(Data entries for graphics)
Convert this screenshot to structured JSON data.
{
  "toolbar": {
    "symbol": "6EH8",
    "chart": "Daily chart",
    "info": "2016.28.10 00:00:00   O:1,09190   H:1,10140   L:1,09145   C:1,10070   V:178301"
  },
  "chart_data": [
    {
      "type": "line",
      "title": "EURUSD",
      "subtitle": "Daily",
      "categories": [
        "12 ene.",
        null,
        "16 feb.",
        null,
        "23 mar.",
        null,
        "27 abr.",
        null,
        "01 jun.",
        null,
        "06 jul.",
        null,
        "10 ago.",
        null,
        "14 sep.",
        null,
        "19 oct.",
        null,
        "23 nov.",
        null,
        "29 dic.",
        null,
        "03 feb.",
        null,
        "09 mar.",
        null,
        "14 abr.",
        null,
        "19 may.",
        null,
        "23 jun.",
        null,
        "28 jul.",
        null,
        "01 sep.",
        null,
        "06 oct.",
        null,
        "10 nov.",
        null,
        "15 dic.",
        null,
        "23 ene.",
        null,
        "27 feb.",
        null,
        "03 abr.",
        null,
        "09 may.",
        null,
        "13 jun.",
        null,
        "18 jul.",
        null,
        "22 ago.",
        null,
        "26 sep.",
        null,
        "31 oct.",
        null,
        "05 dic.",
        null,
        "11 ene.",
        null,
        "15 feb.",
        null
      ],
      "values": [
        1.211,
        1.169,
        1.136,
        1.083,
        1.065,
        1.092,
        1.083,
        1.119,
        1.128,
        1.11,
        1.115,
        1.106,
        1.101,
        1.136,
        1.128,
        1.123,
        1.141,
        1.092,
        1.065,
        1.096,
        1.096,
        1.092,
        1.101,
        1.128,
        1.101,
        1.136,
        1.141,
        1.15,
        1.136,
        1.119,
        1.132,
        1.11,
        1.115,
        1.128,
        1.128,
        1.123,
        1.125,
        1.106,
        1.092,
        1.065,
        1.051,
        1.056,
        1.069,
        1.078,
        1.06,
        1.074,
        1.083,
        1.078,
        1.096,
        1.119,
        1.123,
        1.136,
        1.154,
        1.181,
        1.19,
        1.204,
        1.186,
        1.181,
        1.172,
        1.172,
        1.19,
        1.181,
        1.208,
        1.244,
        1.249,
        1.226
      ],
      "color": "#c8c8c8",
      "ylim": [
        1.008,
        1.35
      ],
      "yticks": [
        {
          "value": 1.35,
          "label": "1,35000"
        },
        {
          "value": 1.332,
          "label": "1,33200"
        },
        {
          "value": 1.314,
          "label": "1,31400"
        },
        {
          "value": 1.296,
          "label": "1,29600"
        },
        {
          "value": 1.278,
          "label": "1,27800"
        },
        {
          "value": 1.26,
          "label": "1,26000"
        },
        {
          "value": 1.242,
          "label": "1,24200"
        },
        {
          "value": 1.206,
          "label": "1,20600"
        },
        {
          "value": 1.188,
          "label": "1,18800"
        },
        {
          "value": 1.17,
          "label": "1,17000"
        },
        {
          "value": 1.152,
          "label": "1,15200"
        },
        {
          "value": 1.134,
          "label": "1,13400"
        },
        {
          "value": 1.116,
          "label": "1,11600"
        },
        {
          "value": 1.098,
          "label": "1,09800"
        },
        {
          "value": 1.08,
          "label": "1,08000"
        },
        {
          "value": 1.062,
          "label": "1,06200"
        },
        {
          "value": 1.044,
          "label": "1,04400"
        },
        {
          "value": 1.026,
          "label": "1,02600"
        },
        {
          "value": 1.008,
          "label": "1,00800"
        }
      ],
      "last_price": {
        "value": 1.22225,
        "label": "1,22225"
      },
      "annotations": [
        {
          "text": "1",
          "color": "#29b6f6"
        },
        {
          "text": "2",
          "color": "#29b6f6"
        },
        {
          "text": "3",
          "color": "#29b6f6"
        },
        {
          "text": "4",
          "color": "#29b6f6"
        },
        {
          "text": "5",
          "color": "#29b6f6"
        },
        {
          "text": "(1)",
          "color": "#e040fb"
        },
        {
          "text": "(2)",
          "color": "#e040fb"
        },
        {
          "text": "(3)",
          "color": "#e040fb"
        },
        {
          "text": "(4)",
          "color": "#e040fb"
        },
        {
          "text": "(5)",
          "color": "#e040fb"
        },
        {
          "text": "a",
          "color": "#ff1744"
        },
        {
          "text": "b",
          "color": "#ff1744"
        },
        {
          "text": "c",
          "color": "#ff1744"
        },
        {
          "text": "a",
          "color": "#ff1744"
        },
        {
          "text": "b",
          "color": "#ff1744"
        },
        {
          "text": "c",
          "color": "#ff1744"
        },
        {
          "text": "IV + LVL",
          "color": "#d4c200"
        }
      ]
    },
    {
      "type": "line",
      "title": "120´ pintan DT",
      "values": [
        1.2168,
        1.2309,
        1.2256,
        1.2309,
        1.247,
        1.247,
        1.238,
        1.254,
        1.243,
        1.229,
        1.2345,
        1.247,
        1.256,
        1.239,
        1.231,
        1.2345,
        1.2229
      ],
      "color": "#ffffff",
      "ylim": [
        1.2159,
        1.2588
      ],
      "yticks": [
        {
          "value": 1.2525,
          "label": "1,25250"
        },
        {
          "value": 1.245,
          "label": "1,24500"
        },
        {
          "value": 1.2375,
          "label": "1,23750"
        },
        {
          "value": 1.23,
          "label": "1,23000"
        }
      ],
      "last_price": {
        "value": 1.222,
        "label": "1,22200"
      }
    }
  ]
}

__Task goal__: Write out the data exactly as it stands.

__Answer to this task__:
Convert this screenshot to structured JSON data.
{
  "toolbar": {
    "symbol": "6EH8",
    "chart": "Daily chart",
    "info": "2016.28.10 00:00:00   O:1,09190   H:1,10140   L:1,09145   C:1,10070   V:178301"
  },
  "chart_data": [
    {
      "type": "line",
      "title": "EURUSD",
      "subtitle": "Daily",
      "categories": [
        "12 ene.",
        null,
        "16 feb.",
        null,
        "23 mar.",
        null,
        "27 abr.",
        null,
        "01 jun.",
        null,
        "06 jul.",
        null,
        "10 ago.",
        null,
        "14 sep.",
        null,
        "19 oct.",
        null,
        "23 nov.",
        null,
        "29 dic.",
        null,
        "03 feb.",
        null,
        "09 mar.",
        null,
        "14 abr.",
        null,
        "19 may.",
        null,
        "23 jun.",
        null,
        "28 jul.",
        null,
        "01 sep.",
        null,
        "06 oct.",
        null,
        "10 nov.",
        null,
        "15 dic.",
        null,
        "23 ene.",
        null,
        "27 feb.",
        null,
        "03 abr.",
        null,
        "09 may.",
        null,
        "13 jun.",
        null,
        "18 jul.",
        null,
        "22 ago.",
        null,
        "26 sep.",
        null,
        "31 oct.",
        null,
        "05 dic.",
        null,
        "11 ene.",
        null,
        "15 feb.",
        null
      ],
      "values": [
        1.211,
        1.169,
        1.136,
        1.083,
        1.065,
        1.092,
        1.083,
        1.119,
        1.128,
        1.11,
        1.115,
        1.106,
        1.101,
        1.136,
        1.128,
        1.123,
        1.141,
        1.092,
        1.065,
        1.096,
        1.096,
        1.092,
        1.101,
        1.128,
        1.101,
        1.136,
        1.141,
        1.15,
        1.136,
        1.119,
        1.132,
        1.11,
        1.115,
        1.128,
        1.128,
        1.123,
        1.125,
        1.106,
        1.092,
        1.065,
        1.051,
        1.056,
        1.069,
        1.078,
        1.06,
        1.074,
        1.083,
        1.078,
        1.096,
        1.119,
        1.123,
        1.136,
        1.154,
        1.181,
        1.19,
        1.204,
        1.186,
        1.181,
        1.172,
        1.172,
        1.19,
        1.181,
        1.208,
        1.244,
        1.249,
        1.226
      ],
      "color": "#c8c8c8",
      "ylim": [
        1.008,
        1.35
      ],
      "yticks": [
        {
          "value": 1.35,
          "label": "1,35000"
        },
        {
          "value": 1.332,
          "label": "1,33200"
        },
        {
          "value": 1.314,
          "label": "1,31400"
        },
        {
          "value": 1.296,
          "label": "1,29600"
        },
        {
          "value": 1.278,
          "label": "1,27800"
        },
        {
          "value": 1.26,
          "label": "1,26000"
        },
        {
          "value": 1.242,
          "label": "1,24200"
        },
        {
          "value": 1.206,
          "label": "1,20600"
        },
        {
          "value": 1.188,
          "label": "1,18800"
        },
        {
          "value": 1.17,
          "label": "1,17000"
        },
        {
          "value": 1.152,
          "label": "1,15200"
        },
        {
          "value": 1.134,
          "label": "1,13400"
        },
        {
          "value": 1.116,
          "label": "1,11600"
        },
        {
          "value": 1.098,
          "label": "1,09800"
        },
        {
          "value": 1.08,
          "label": "1,08000"
        },
        {
          "value": 1.062,
          "label": "1,06200"
        },
        {
          "value": 1.044,
          "label": "1,04400"
        },
        {
          "value": 1.026,
          "label": "1,02600"
        },
        {
          "value": 1.008,
          "label": "1,00800"
        }
      ],
      "last_price": {
        "value": 1.22225,
        "label": "1,22225"
      },
      "annotations": [
        {
          "text": "1",
          "color": "#29b6f6"
        },
        {
          "text": "2",
          "color": "#29b6f6"
        },
        {
          "text": "3",
          "color": "#29b6f6"
        },
        {
          "text": "4",
          "color": "#29b6f6"
        },
        {
          "text": "5",
          "color": "#29b6f6"
        },
        {
          "text": "(1)",
          "color": "#e040fb"
        },
        {
          "text": "(2)",
          "color": "#e040fb"
        },
        {
          "text": "(3)",
          "color": "#e040fb"
        },
        {
          "text": "(4)",
          "color": "#e040fb"
        },
        {
          "text": "(5)",
          "color": "#e040fb"
        },
        {
          "text": "a",
          "color": "#ff1744"
        },
        {
          "text": "b",
          "color": "#ff1744"
        },
        {
          "text": "c",
          "color": "#ff1744"
        },
        {
          "text": "a",
          "color": "#ff1744"
        },
        {
          "text": "b",
          "color": "#ff1744"
        },
        {
          "text": "c",
          "color": "#ff1744"
        },
        {
          "text": "IV + LVL",
          "color": "#d4c200"
        }
      ]
    },
    {
      "type": "line",
      "title": "120´ pintan DT",
      "values": [
        1.2168,
        1.2309,
        1.2256,
        1.2309,
        1.247,
        1.247,
        1.238,
        1.254,
        1.243,
        1.229,
        1.2345,
        1.247,
        1.256,
        1.239,
        1.231,
        1.2345,
        1.2229
      ],
      "color": "#ffffff",
      "ylim": [
        1.2159,
        1.2588
      ],
      "yticks": [
        {
          "value": 1.2525,
          "label": "1,25250"
        },
        {
          "value": 1.245,
          "label": "1,24500"
        },
        {
          "value": 1.2375,
          "label": "1,23750"
        },
        {
          "value": 1.23,
          "label": "1,23000"
        }
      ],
      "last_price": {
        "value": 1.222,
        "label": "1,22200"
      }
    }
  ]
}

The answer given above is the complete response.